On 20/11/22 23:54, Shivam Kumar wrote:
> Introduces a (new) throttling scheme where QEMU defines a limit on the dirty
> rate of each vcpu of the VM. This limit is enfored on the vcpus in small
> intervals (dirty quota intervals) by allowing the vcpus to dirty only as many
> pages in these intervals as to maintain a dirty rate below the set limit.
> 
> Suggested-by: Shaju Abraham <shaju.abraham@nutanix.com>
> Suggested-by: Manish Mishra <manish.mishra@nutanix.com>
> Co-developed-by: Anurag Madnawat <anurag.madnawat@nutanix.com>
> Signed-off-by: Anurag Madnawat <anurag.madnawat@nutanix.com>
> Signed-off-by: Shivam Kumar <shivam.kumar1@nutanix.com>
> ---
>   accel/kvm/kvm-all.c       | 91 +++++++++++++++++++++++++++++++++++++++
>   include/exec/memory.h     |  3 ++
>   include/hw/core/cpu.h     |  5 +++
>   include/sysemu/kvm_int.h  |  1 +
>   linux-headers/linux/kvm.h |  9 ++++
>   migration/migration.c     | 22 ++++++++++
>   migration/migration.h     | 31 +++++++++++++
>   softmmu/memory.c          | 64 +++++++++++++++++++++++++++
>   8 files changed, 226 insertions(+)


>   void migrate_set_state(int *state, int old_state, int new_state);
> diff --git a/softmmu/memory.c b/softmmu/memory.c
> index bc0be3f62c..8f725a9b89 100644
> --- a/softmmu/memory.c
> +++ b/softmmu/memory.c
> @@ -12,6 +12,7 @@
>    * Contributions after 2012-01-13 are licensed under the terms of the
>    * GNU GPL, version 2 or (at your option) any later version.
>    */
> +#include <linux/kvm.h>
>   
>   #include "qemu/osdep.h"
>   #include "qemu/log.h"
> @@ -34,6 +35,10 @@
>   #include "hw/boards.h"
>   #include "migration/vmstate.h"
>   #include "exec/address-spaces.h"
> +#include "hw/core/cpu.h"
> +#include "exec/target_page.h"
> +#include "migration/migration.h"
> +#include "sysemu/kvm_int.h"
>   
>   //#define DEBUG_UNASSIGNED
>   
> @@ -2869,6 +2874,46 @@ static unsigned int postponed_stop_flags;
>   static VMChangeStateEntry *vmstate_change;
>   static void memory_global_dirty_log_stop_postponed_run(void);
>   
> +static void init_vcpu_dirty_quota(CPUState *cpu, run_on_cpu_data arg)

==================================================

**WHAT NEEDS TO BE DONE**. Transcribe the patch text between "On 20/11/22 23:54, Shivam" and "the set limit.", inclusive.

==================================================

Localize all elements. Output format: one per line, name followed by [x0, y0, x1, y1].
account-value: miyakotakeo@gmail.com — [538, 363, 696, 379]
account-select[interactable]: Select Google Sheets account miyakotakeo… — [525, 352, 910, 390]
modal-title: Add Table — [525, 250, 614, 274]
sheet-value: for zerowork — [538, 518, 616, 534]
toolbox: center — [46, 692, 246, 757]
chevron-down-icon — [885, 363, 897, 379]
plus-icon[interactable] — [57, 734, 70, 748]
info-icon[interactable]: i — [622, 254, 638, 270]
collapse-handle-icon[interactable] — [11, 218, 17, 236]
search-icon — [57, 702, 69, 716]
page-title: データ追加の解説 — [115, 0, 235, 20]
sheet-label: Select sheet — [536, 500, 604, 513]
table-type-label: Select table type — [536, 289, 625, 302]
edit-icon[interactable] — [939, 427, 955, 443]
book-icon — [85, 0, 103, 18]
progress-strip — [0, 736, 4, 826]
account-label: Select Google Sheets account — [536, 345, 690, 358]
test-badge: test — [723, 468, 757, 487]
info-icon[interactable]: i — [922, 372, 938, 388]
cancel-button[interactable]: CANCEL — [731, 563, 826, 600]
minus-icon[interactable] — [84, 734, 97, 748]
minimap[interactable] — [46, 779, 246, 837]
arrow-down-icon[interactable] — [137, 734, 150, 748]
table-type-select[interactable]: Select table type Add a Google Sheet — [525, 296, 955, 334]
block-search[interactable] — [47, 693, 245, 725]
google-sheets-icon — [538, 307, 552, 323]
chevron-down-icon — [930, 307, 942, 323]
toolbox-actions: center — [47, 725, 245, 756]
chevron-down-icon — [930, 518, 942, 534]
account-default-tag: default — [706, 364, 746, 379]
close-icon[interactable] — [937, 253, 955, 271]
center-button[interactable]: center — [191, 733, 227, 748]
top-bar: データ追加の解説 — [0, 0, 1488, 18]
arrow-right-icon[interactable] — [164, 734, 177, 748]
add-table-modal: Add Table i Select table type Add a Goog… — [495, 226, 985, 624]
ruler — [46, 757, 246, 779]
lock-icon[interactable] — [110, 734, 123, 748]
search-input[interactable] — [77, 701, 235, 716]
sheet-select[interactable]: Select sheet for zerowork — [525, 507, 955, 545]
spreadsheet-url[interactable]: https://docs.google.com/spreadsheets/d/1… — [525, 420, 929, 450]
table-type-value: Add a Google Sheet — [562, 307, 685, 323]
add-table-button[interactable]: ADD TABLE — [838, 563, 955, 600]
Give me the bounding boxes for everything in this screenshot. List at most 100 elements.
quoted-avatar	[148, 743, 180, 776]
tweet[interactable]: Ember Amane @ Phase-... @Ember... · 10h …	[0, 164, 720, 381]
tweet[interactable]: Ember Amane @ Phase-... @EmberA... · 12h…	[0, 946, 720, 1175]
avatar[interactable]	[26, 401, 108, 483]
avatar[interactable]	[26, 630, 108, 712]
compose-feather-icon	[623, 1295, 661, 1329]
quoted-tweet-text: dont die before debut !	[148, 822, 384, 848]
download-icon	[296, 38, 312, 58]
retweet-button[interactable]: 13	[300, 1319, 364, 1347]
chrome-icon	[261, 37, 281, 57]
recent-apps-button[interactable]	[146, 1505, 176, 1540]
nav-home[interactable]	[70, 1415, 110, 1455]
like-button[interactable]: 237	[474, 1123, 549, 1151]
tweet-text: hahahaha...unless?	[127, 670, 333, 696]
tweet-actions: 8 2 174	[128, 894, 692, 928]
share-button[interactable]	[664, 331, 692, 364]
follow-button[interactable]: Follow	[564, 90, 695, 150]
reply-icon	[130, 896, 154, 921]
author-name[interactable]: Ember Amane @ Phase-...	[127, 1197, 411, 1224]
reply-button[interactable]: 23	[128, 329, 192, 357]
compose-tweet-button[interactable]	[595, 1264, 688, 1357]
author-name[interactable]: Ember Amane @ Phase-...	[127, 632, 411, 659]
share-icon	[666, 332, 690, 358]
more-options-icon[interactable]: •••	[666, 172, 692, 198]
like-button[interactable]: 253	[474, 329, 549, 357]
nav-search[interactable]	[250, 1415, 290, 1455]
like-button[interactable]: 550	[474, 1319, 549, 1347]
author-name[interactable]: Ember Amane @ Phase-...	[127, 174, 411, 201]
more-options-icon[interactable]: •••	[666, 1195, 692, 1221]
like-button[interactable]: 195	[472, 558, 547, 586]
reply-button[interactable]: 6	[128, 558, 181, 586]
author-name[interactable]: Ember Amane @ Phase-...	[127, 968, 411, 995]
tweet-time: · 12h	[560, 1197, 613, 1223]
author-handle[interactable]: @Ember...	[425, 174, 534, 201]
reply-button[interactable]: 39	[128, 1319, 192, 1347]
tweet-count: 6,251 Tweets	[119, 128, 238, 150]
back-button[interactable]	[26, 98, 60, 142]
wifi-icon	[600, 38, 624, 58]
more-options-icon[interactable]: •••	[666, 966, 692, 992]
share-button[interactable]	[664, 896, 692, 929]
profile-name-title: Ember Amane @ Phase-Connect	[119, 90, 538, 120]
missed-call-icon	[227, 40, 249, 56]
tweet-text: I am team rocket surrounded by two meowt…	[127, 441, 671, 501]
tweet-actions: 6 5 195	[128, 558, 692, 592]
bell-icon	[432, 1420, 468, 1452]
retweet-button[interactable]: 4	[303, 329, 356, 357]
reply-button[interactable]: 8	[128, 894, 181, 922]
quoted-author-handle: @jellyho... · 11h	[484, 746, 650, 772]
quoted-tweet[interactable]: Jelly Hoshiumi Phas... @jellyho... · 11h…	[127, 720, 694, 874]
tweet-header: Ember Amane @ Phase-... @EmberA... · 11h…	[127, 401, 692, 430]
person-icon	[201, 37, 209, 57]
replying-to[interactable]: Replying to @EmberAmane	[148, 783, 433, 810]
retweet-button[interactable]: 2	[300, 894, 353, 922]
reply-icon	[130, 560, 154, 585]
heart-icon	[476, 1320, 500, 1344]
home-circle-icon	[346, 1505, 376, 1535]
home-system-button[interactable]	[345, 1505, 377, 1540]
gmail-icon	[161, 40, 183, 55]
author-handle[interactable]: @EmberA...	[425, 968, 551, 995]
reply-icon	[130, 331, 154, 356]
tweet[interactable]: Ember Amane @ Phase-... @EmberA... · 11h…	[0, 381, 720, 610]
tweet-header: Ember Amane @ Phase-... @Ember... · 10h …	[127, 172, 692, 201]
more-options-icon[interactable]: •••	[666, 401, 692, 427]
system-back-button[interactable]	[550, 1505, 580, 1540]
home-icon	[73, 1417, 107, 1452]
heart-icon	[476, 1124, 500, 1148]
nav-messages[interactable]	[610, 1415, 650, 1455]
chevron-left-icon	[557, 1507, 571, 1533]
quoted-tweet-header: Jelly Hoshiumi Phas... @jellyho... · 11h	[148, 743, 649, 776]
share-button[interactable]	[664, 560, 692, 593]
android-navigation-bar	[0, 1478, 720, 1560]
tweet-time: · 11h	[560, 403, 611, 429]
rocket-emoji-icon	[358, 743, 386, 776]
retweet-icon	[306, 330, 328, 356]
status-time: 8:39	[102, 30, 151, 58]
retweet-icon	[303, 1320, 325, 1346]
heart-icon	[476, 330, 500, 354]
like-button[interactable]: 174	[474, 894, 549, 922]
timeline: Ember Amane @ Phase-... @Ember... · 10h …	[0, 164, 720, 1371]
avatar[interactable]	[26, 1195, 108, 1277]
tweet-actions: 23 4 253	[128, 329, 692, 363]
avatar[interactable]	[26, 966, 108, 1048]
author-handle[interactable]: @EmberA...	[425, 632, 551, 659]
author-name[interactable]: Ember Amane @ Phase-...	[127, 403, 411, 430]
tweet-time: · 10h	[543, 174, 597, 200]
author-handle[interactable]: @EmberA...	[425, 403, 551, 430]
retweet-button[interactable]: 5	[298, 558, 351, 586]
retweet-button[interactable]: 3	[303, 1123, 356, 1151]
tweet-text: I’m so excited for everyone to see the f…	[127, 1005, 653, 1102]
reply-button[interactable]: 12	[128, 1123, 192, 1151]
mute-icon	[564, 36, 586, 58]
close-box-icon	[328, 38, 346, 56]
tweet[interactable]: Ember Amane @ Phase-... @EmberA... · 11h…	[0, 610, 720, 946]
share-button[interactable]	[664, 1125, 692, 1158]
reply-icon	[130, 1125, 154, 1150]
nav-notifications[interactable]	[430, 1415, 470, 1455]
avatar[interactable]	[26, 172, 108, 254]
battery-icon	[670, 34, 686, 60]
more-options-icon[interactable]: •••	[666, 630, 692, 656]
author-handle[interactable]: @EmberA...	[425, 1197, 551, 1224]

==================================================

**RESULT**.
On 20/11/22 23:54, Shivam Kumar wrote:
> Introduces a (new) throttling scheme where QEMU defines a limit on the dirty
> rate of each vcpu of the VM. This limit is enfored on the vcpus in small
> intervals (dirty quota intervals) by allowing the vcpus to dirty only as many
> pages in these intervals as to maintain a dirty rate below the set limit.